--- BEGIN Dataset rows ---

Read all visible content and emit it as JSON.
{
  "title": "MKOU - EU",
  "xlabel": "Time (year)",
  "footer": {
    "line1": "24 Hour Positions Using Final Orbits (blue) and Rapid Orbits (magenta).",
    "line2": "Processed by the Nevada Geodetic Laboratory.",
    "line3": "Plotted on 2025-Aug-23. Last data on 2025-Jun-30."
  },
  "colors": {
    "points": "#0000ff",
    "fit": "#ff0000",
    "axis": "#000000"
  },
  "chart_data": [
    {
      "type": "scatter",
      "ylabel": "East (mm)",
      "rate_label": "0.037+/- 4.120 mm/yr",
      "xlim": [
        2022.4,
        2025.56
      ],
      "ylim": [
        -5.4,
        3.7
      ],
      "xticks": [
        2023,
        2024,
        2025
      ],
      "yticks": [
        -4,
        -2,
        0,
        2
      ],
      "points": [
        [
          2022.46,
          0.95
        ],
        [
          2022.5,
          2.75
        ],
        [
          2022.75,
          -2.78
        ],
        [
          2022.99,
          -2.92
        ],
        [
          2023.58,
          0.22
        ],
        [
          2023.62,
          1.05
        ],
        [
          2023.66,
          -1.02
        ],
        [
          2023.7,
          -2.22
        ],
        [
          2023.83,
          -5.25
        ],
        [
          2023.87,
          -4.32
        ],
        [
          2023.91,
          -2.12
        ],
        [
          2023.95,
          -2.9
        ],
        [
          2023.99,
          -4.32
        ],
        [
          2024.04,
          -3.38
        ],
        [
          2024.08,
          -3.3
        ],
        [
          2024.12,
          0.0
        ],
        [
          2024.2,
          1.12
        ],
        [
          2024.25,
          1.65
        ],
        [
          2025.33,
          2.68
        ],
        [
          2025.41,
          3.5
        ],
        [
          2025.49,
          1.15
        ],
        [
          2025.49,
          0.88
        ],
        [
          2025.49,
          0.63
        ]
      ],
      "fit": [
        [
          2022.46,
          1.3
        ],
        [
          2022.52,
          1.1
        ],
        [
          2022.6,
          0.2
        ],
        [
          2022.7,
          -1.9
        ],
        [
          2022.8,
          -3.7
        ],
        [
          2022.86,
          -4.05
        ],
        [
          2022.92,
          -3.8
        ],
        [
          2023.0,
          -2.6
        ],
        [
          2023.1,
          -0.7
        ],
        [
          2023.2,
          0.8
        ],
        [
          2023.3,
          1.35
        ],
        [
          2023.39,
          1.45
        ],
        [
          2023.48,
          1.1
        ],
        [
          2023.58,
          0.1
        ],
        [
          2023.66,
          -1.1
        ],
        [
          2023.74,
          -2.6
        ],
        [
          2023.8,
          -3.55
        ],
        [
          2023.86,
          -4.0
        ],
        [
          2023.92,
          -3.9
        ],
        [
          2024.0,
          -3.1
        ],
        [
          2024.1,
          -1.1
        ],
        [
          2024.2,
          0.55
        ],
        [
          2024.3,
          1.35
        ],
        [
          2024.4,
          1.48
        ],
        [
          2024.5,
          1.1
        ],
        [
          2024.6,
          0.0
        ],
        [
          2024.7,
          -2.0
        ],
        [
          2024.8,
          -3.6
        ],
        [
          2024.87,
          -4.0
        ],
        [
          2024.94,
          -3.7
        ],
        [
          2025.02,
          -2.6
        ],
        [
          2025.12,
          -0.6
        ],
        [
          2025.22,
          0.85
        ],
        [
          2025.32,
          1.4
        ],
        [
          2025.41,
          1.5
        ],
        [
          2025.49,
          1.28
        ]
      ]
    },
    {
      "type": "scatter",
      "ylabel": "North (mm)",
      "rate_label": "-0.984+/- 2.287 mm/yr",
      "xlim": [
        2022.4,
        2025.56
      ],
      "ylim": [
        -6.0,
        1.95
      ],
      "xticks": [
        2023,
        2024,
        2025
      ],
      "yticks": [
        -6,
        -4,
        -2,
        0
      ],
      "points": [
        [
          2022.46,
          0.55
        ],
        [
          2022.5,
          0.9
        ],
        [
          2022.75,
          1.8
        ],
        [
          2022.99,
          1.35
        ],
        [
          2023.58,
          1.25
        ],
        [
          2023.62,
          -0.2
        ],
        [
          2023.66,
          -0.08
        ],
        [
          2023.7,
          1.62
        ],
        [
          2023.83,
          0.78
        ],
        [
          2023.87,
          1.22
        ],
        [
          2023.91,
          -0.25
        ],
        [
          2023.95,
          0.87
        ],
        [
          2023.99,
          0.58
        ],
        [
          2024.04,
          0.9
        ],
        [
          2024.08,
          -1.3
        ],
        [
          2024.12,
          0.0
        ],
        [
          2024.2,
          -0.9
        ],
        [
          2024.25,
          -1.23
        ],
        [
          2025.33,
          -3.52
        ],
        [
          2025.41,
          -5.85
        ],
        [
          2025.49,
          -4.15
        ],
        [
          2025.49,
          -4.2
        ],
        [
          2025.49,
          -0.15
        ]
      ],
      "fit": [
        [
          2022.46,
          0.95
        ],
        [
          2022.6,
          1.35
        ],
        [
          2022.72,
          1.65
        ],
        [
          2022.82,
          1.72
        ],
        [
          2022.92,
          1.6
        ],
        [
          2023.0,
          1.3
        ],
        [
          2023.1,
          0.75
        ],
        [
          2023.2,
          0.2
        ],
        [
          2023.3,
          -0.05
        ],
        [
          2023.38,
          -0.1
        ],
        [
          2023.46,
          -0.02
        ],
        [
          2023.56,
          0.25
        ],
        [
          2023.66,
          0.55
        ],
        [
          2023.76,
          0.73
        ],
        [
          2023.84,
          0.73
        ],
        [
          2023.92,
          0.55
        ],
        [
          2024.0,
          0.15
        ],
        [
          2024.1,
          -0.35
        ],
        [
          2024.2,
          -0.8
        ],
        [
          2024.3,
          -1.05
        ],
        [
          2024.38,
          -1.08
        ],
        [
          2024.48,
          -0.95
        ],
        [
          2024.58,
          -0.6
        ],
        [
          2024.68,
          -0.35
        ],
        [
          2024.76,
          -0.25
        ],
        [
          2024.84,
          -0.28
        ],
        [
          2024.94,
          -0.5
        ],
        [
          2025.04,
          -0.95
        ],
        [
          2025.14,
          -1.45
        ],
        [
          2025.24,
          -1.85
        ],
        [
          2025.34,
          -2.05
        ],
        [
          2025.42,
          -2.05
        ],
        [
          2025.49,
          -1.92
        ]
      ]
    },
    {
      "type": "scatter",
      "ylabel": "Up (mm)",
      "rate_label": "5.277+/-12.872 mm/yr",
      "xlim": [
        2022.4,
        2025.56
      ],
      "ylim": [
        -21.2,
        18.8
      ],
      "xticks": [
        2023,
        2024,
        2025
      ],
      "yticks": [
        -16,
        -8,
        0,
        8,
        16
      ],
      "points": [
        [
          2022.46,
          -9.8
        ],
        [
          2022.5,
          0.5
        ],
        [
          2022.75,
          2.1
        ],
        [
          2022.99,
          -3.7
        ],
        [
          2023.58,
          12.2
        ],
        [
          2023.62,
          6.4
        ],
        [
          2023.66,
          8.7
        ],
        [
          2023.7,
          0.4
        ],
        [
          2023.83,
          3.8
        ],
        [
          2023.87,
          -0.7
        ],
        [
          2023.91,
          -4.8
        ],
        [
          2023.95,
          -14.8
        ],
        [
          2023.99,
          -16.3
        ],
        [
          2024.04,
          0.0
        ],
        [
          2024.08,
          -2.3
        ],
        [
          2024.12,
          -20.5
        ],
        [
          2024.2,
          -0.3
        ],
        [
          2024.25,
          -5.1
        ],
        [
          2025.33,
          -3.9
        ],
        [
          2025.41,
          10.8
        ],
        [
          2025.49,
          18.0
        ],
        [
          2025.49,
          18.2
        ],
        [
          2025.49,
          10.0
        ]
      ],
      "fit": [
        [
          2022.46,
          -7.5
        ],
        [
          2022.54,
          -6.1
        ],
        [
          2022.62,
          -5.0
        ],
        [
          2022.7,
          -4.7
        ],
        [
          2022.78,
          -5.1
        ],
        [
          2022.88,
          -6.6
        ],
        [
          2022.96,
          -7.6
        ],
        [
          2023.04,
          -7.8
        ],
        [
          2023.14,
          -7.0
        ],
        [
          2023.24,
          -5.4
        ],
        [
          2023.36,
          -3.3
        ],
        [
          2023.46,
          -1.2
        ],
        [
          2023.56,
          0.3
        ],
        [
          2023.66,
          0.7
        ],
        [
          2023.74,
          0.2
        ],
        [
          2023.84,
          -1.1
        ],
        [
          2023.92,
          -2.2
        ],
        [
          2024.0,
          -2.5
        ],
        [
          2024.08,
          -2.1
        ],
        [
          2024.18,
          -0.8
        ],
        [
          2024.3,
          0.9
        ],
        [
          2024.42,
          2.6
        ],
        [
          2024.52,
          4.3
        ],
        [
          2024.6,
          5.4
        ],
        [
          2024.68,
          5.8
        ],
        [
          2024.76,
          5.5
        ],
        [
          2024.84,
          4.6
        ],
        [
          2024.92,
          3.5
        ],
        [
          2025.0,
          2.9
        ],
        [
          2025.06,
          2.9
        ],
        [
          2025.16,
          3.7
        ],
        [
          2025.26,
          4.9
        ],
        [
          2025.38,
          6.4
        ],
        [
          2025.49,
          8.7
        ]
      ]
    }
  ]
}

--- END Dataset rows ---

Prompt: Look above for lines with the word "ylabel" and copy them all.

Solution for this problem:
      "ylabel": "East (mm)",
      "ylabel": "North (mm)",
      "ylabel": "Up (mm)",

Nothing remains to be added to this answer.